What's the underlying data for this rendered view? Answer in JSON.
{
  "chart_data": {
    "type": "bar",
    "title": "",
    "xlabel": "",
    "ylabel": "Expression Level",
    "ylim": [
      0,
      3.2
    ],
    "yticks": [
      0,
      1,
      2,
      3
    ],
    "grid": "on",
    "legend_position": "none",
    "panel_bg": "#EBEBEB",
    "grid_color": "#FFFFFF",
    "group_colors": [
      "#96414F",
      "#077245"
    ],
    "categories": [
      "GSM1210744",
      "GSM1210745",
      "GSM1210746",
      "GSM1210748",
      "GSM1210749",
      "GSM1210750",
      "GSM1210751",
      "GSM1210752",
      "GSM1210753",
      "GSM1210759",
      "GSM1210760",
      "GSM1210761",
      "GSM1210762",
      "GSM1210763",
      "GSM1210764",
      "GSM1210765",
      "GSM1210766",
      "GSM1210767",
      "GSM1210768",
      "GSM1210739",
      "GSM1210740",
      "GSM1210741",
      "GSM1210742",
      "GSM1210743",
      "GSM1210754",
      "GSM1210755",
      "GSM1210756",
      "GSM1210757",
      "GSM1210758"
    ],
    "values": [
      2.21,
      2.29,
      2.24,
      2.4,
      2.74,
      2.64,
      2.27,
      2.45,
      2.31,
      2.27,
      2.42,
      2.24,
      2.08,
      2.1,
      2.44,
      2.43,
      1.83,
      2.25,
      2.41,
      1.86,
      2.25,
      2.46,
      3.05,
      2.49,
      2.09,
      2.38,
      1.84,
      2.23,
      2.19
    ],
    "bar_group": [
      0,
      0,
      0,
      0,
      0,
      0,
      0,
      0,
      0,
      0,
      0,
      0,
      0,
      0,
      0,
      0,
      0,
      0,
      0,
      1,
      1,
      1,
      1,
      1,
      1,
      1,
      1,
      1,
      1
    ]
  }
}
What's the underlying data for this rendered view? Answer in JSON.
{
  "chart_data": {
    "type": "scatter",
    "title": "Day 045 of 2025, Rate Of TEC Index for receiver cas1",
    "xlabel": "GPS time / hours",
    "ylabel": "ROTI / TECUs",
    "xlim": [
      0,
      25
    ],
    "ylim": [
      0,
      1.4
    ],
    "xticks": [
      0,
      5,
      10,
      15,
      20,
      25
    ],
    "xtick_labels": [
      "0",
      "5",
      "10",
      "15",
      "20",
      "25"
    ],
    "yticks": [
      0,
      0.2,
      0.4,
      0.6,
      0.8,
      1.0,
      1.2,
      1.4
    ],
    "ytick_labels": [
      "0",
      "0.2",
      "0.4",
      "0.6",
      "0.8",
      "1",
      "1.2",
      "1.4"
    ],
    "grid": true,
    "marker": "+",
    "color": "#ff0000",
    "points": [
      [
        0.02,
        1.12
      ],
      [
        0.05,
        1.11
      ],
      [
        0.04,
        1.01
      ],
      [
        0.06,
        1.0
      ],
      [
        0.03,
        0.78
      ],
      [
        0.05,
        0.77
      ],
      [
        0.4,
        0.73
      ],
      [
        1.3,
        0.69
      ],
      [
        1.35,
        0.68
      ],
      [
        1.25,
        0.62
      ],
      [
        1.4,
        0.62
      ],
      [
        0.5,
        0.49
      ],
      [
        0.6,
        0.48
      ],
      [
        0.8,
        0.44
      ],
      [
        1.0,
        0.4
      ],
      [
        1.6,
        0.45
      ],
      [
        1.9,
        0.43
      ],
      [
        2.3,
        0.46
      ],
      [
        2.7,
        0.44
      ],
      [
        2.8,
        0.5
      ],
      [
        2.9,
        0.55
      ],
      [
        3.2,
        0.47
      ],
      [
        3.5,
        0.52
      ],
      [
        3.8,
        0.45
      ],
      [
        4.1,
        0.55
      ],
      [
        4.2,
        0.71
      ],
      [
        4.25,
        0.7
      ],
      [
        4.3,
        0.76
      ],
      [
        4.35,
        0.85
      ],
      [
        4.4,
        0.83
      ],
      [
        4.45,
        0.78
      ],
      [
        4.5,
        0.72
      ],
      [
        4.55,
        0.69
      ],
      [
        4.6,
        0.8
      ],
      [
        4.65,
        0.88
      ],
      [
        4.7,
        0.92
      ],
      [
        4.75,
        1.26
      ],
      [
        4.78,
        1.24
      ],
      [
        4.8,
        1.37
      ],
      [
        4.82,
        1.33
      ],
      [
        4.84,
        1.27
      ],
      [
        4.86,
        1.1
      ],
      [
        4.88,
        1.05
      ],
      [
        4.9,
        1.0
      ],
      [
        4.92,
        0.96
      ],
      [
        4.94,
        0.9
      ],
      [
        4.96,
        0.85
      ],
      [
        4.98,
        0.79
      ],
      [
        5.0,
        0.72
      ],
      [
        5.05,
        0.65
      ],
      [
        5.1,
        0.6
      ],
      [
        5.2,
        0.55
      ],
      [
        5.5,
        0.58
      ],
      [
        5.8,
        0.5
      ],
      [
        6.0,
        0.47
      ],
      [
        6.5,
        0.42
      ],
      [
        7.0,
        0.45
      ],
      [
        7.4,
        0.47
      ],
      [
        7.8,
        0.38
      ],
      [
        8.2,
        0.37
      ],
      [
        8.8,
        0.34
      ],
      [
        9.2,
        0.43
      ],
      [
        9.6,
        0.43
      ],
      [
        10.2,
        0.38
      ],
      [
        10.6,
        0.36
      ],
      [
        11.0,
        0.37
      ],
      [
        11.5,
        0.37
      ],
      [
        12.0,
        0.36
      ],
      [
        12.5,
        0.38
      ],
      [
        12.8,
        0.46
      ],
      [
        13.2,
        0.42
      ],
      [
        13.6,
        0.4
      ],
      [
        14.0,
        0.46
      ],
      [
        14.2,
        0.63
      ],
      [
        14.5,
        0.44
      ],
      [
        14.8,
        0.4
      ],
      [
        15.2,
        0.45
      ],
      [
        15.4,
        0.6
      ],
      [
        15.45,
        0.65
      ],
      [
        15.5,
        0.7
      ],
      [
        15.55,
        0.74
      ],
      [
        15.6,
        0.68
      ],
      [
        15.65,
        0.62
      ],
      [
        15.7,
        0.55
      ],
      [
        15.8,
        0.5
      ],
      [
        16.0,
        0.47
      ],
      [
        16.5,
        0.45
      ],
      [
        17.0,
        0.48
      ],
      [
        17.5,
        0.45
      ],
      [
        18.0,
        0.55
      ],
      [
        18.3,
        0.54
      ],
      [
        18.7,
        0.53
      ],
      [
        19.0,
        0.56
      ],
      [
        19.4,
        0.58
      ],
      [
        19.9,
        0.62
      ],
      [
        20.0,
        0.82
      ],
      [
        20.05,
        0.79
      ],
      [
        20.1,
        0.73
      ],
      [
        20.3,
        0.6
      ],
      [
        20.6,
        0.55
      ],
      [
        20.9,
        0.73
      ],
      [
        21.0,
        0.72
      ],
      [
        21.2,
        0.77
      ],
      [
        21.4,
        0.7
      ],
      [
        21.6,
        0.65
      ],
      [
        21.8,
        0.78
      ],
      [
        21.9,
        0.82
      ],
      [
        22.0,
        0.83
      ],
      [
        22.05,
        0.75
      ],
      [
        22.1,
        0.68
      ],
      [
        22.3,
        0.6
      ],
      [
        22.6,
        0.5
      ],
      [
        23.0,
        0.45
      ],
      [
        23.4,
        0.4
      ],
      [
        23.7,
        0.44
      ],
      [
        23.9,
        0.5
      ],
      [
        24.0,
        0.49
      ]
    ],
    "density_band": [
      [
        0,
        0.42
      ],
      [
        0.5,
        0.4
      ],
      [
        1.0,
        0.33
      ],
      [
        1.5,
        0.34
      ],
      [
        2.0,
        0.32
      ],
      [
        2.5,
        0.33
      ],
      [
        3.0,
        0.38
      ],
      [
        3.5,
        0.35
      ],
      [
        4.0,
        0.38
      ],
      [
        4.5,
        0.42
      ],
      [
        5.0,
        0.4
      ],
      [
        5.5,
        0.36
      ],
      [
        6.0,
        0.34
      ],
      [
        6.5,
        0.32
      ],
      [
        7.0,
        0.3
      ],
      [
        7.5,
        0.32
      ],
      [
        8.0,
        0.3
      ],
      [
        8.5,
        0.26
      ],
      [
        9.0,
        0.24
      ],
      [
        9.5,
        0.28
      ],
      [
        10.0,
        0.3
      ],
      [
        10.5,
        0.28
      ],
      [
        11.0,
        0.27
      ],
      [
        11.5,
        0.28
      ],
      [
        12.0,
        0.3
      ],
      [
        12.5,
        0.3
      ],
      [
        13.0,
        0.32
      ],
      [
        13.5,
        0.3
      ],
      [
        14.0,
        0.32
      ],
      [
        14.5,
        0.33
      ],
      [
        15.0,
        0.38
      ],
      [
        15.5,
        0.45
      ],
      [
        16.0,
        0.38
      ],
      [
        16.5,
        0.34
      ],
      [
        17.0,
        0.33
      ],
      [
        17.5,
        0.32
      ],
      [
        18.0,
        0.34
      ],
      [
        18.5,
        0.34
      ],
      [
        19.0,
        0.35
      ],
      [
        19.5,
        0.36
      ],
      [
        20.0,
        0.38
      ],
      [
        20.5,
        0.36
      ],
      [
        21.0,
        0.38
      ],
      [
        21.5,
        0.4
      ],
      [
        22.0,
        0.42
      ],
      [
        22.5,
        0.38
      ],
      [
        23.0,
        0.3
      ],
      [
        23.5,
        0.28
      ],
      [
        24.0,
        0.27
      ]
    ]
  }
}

Task statement:
A number is the only answer here: how many lines of the material above contain "ylabel"?

Response to the exercise:
2